## SHORT EXERCISE:
Repeat the material verbatim. Images are excluded from the copy.

▽

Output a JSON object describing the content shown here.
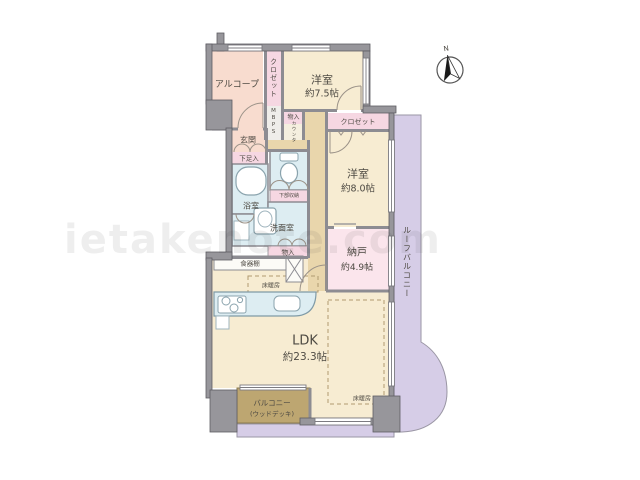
{
  "watermark": "ietakenote.com",
  "compass": {
    "north_label": "N"
  },
  "rooms": {
    "alcove": {
      "label": "アルコープ"
    },
    "closet_top": {
      "label": "クロゼット"
    },
    "bedroom1": {
      "name": "洋室",
      "size": "約7.5帖"
    },
    "meter_box": {
      "label": "MBPS"
    },
    "storage_top": {
      "label": "物入"
    },
    "counter": {
      "label": "カウンタ"
    },
    "entrance": {
      "label": "玄関"
    },
    "shoe_cabinet": {
      "label": "下足入"
    },
    "bathroom": {
      "label": "浴室"
    },
    "toilet_lower_storage": {
      "label": "下部収納"
    },
    "washroom": {
      "label": "洗面室"
    },
    "storage_mid": {
      "label": "物入"
    },
    "dish_cabinet": {
      "label": "食器棚"
    },
    "floor_heating_kitchen": {
      "label": "床暖房"
    },
    "ldk": {
      "name": "LDK",
      "size": "約23.3帖"
    },
    "closet2": {
      "label": "クロゼット"
    },
    "bedroom2": {
      "name": "洋室",
      "size": "約8.0帖"
    },
    "storage_room": {
      "name": "納戸",
      "size": "約4.9帖"
    },
    "floor_heating_living": {
      "label": "床暖房"
    },
    "balcony": {
      "line1": "バルコニー",
      "line2": "(ウッドデッキ)"
    },
    "roof_balcony": {
      "label": "ルーフバルコニー"
    }
  },
  "colors": {
    "room_cream": "#f7ecd2",
    "closet_pink": "#f6d7e2",
    "entrance_salmon": "#f8dccf",
    "wet_area_blue": "#ddedf2",
    "balcony_purple": "#d6cde7",
    "wood_deck_brown": "#bda671",
    "hall_tan": "#e9d6ac",
    "storage_room_pink": "#fbe5ec",
    "wall_gray": "#97969b"
  }
}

△

## TASK OUTPUT:
Output a JSON object describing the content shown here.
{
  "watermark": "ietakenote.com",
  "compass": {
    "north_label": "N"
  },
  "rooms": {
    "alcove": {
      "label": "アルコープ"
    },
    "closet_top": {
      "label": "クロゼット"
    },
    "bedroom1": {
      "name": "洋室",
      "size": "約7.5帖"
    },
    "meter_box": {
      "label": "MBPS"
    },
    "storage_top": {
      "label": "物入"
    },
    "counter": {
      "label": "カウンタ"
    },
    "entrance": {
      "label": "玄関"
    },
    "shoe_cabinet": {
      "label": "下足入"
    },
    "bathroom": {
      "label": "浴室"
    },
    "toilet_lower_storage": {
      "label": "下部収納"
    },
    "washroom": {
      "label": "洗面室"
    },
    "storage_mid": {
      "label": "物入"
    },
    "dish_cabinet": {
      "label": "食器棚"
    },
    "floor_heating_kitchen": {
      "label": "床暖房"
    },
    "ldk": {
      "name": "LDK",
      "size": "約23.3帖"
    },
    "closet2": {
      "label": "クロゼット"
    },
    "bedroom2": {
      "name": "洋室",
      "size": "約8.0帖"
    },
    "storage_room": {
      "name": "納戸",
      "size": "約4.9帖"
    },
    "floor_heating_living": {
      "label": "床暖房"
    },
    "balcony": {
      "line1": "バルコニー",
      "line2": "(ウッドデッキ)"
    },
    "roof_balcony": {
      "label": "ルーフバルコニー"
    }
  },
  "colors": {
    "room_cream": "#f7ecd2",
    "closet_pink": "#f6d7e2",
    "entrance_salmon": "#f8dccf",
    "wet_area_blue": "#ddedf2",
    "balcony_purple": "#d6cde7",
    "wood_deck_brown": "#bda671",
    "hall_tan": "#e9d6ac",
    "storage_room_pink": "#fbe5ec",
    "wall_gray": "#97969b"
  }
}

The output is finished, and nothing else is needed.